Another great thing about the Yaiba combat is the variety of enemies that you face. In addition to the standard zombies you have elemental zombies which take on an element of either fire, shock or toxic each with their own attacks and abilities which you execute to regain your health. When you have finished smashing the grunts in each section, you get to fight a great number of minibosses each having different attack patterns and elemental attacks. You will have to learn how to dodge and counter these if you have any chance of surviving. This isn’t a game where you can hack and slash your way to victory. It’s an unforgiving combat system that that revolves around split second decisions and precise countering all while figuring out just how the hell you are going to get out of the next cluster of enemies.

○ ○ ○ ○ ○ ○ ○

◆ **Tasks to carry out**
[A] Output the part of the passage on Yaiba combat that opens with the words containing "Another great thing" and closes with "cluster of enemies.".
[B] Answer these questions using the passage on Yaiba combat:
(i) Which elements can the elemental zombies take on?
(ii) What does the player fight after smashing the grunts in each section?
(iii) What does the combat system revolve around?
[C] Write the next part of the passage on Yaiba combat, starting after its final sentence.
The records that come next play no part in any of the work.

[Page segmentation data]
○ ○ ○ ○ ○ ○ ○

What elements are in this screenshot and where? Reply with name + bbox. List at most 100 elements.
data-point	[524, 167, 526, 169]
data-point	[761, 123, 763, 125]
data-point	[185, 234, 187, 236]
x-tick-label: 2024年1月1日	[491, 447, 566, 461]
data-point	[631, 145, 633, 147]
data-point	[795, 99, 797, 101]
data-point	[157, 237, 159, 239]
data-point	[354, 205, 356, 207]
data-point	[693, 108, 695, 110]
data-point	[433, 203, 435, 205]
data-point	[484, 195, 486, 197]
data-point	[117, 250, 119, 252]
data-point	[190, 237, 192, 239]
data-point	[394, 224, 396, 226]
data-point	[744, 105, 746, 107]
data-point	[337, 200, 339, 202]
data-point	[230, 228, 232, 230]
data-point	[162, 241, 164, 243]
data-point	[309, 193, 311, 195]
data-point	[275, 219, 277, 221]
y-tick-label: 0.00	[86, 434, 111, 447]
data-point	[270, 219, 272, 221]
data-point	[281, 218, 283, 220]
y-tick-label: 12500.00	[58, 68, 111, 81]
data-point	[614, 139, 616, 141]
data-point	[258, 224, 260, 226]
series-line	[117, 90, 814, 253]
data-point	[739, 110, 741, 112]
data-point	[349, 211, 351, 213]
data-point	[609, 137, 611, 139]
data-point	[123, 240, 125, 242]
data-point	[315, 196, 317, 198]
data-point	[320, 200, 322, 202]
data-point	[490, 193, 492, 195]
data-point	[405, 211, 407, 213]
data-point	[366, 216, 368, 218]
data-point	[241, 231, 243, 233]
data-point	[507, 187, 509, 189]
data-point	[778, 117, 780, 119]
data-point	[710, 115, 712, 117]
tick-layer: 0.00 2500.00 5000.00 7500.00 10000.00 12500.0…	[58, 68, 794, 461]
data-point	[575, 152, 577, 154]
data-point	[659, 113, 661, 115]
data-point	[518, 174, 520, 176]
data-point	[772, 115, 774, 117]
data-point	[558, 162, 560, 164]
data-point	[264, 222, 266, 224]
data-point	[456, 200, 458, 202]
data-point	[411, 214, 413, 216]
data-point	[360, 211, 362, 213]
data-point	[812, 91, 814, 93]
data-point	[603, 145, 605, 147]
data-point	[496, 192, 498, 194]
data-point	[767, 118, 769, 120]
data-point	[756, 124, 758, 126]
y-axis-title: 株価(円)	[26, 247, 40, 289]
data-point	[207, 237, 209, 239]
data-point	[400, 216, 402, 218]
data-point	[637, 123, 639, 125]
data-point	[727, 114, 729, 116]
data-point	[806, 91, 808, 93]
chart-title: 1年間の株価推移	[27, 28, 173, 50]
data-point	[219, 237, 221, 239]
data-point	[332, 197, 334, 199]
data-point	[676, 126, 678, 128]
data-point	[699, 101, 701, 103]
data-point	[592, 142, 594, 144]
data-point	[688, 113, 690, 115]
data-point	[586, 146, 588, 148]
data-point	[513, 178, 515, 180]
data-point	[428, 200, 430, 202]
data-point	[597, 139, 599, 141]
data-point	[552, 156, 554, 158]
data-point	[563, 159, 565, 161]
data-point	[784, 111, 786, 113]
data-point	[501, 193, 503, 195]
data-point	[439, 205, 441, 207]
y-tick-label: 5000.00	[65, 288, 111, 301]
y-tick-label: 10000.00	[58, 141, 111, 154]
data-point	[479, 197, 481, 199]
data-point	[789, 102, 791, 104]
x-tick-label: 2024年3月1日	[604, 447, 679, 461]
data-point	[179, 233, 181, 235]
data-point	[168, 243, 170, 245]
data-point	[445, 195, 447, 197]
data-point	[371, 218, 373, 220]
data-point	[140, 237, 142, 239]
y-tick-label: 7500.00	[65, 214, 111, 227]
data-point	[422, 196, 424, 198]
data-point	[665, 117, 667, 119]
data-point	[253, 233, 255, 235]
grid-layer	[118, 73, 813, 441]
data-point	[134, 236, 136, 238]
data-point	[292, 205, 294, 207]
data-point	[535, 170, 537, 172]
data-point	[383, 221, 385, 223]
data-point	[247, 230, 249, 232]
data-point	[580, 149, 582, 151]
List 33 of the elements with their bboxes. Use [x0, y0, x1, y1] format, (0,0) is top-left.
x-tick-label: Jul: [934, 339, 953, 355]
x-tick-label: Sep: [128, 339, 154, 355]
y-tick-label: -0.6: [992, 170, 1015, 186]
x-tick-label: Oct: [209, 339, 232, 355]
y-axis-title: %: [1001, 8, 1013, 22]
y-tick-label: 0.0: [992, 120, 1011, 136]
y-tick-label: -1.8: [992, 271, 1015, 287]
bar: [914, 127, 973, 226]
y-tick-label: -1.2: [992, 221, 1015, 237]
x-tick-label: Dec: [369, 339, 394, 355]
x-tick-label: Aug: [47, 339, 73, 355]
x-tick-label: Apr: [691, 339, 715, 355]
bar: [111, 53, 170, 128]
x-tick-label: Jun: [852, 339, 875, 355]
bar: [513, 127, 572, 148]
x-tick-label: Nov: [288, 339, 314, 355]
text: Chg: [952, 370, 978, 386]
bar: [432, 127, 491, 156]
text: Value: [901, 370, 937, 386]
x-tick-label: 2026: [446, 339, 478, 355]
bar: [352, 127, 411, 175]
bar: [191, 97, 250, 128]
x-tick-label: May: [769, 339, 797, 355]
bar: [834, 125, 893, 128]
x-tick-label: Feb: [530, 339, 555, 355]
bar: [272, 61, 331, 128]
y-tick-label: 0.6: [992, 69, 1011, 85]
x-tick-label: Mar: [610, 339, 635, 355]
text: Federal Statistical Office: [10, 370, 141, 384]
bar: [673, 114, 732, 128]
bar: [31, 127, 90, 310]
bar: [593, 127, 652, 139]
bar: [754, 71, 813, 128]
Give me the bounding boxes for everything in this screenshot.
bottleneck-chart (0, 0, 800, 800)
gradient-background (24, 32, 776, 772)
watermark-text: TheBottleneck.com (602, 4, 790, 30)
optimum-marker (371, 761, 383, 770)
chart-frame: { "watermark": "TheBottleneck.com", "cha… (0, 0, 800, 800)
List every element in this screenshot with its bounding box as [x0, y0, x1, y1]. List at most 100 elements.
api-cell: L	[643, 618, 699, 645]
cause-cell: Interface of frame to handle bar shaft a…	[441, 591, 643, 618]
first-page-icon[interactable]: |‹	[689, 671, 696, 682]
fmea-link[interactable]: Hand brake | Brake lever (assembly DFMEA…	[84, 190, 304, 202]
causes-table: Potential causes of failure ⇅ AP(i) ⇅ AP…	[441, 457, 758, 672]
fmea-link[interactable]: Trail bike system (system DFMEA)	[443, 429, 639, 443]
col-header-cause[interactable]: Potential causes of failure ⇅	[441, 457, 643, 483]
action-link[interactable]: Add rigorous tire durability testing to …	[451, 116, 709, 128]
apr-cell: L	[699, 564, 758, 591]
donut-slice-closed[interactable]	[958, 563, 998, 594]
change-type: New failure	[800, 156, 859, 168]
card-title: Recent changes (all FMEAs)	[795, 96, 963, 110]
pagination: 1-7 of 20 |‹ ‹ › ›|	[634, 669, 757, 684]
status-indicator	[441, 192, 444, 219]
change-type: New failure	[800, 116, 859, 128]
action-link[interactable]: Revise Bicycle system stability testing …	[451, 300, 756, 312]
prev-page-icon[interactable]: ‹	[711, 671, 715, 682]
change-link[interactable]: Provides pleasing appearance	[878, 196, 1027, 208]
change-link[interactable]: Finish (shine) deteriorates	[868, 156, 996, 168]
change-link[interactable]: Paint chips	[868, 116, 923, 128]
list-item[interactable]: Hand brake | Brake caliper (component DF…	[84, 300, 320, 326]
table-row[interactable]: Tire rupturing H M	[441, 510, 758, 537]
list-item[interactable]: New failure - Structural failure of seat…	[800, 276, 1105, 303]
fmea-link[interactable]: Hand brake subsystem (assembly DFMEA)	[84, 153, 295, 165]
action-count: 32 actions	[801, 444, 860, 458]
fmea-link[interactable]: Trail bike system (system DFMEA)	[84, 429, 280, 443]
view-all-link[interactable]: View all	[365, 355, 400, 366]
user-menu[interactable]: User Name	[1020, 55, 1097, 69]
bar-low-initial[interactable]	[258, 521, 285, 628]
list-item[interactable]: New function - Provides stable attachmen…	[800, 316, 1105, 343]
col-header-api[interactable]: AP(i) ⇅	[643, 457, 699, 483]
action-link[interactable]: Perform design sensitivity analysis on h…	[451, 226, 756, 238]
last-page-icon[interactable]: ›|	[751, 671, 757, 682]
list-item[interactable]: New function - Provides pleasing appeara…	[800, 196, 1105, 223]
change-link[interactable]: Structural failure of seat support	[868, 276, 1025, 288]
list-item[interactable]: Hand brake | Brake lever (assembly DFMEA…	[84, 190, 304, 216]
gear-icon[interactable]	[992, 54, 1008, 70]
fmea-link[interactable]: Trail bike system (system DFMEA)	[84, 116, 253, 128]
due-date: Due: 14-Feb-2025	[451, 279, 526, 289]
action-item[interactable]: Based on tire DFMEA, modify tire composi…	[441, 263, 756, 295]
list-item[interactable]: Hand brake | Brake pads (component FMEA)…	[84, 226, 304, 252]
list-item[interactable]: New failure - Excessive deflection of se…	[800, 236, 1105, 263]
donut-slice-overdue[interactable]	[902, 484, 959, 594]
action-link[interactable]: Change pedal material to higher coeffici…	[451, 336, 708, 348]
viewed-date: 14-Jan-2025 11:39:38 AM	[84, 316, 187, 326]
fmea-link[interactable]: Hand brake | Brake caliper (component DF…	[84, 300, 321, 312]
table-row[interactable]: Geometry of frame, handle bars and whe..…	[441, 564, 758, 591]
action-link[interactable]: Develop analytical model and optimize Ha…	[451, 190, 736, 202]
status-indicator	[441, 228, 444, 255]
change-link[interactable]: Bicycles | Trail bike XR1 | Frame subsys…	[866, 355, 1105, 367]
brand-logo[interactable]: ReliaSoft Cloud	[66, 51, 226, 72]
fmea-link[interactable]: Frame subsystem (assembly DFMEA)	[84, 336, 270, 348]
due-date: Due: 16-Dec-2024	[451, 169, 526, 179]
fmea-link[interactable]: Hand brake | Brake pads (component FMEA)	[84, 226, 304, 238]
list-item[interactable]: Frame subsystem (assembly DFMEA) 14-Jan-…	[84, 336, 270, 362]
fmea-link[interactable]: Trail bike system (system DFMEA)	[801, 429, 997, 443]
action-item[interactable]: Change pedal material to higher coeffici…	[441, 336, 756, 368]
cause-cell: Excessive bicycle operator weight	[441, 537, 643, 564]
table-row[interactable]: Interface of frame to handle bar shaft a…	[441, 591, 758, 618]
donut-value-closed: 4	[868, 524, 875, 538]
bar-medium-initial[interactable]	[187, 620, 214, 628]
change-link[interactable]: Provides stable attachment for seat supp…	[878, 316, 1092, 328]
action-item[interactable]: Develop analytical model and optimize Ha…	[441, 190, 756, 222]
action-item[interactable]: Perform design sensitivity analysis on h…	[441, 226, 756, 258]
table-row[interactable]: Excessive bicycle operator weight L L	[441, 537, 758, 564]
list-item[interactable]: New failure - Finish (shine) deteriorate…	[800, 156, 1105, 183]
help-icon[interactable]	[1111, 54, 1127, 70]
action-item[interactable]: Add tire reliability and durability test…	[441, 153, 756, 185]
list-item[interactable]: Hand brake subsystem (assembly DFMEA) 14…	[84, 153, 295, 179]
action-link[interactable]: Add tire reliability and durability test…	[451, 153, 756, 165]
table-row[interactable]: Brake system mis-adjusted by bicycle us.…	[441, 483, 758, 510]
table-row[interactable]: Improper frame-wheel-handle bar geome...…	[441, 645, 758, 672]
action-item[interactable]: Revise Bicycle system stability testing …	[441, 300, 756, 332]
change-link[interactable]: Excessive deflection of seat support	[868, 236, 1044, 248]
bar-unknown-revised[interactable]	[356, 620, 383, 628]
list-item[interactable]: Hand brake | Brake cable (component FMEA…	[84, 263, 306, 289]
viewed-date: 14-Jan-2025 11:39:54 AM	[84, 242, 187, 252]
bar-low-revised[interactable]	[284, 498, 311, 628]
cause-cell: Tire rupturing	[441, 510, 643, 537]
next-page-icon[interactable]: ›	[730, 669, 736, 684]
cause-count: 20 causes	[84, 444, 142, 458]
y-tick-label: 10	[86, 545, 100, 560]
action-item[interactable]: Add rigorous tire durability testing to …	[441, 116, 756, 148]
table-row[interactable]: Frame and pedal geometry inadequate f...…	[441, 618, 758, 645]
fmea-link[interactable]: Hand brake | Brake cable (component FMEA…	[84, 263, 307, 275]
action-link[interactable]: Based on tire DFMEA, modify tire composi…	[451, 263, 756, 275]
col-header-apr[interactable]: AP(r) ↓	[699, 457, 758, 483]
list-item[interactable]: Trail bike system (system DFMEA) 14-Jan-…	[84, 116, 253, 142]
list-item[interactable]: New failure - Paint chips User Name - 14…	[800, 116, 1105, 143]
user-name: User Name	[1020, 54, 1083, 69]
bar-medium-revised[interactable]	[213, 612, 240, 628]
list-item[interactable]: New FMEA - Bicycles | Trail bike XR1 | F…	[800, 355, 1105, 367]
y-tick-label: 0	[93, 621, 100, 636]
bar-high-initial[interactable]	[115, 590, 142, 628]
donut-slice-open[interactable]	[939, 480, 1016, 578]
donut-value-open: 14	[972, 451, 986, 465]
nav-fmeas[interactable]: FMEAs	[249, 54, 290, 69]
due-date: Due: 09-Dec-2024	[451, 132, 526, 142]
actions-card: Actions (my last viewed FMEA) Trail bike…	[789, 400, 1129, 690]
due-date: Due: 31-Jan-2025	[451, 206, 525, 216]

○ ○ ○ ○ ○ ○ ○

◆ **Answers for each item**
[A]
Another great thing about the Yaiba combat is the variety of enemies that you face. In addition to the standard zombies you have elemental zombies which take on an element of either fire, shock or toxic each with their own attacks and abilities which you execute to regain your health. When you have finished smashing the grunts in each section, you get to fight a great number of minibosses each having different attack patterns and elemental attacks. You will have to learn how to dodge and counter these if you have any chance of surviving. This isn’t a game where you can hack and slash your way to victory. It’s an unforgiving combat system that that revolves around split second decisions and precise countering all while figuring out just how the hell you are going to get out of the next cluster of enemies.

[B]
(i) Fire, shock, or toxic.
(ii) A great number of minibosses, each having different attack patterns and elemental attacks.
(iii) Split second decisions and precise countering.

[C]
Helping with this is the weapons that you can acquire from the various minibosses you encounter. Each weapon replaces your arm flail for a short period of time and has a different element that can be used on another enemy. Mixing a fire weapon like the Rigormotor and a lightning enemy will get you an area of effect fire and lightning storm, but if you mix lighting and toxic, you crystallise enemies which helps when you are in a tough spot and need a quick breather for multiple executions. These mixing elemental effects also play a part in the game’s puzzle and travel elements.


Between each hack and slash sections, there are few timed jumping puzzles that will lead you to solve an element puzzle to get to the next area. These puzzles will have you thinking about what elements will help and where do I go. While this is the case there is only one solution to each puzzle you encounter and it’s just a matter of how long it will take to figure it out. While it does slow the pace of the game down a bit, it does seem like these sections are there to extended game time. This is also the case in the fighting sequences by way of just throwing more and more mini bosses at you to add “difficulty” and subsequent deaths.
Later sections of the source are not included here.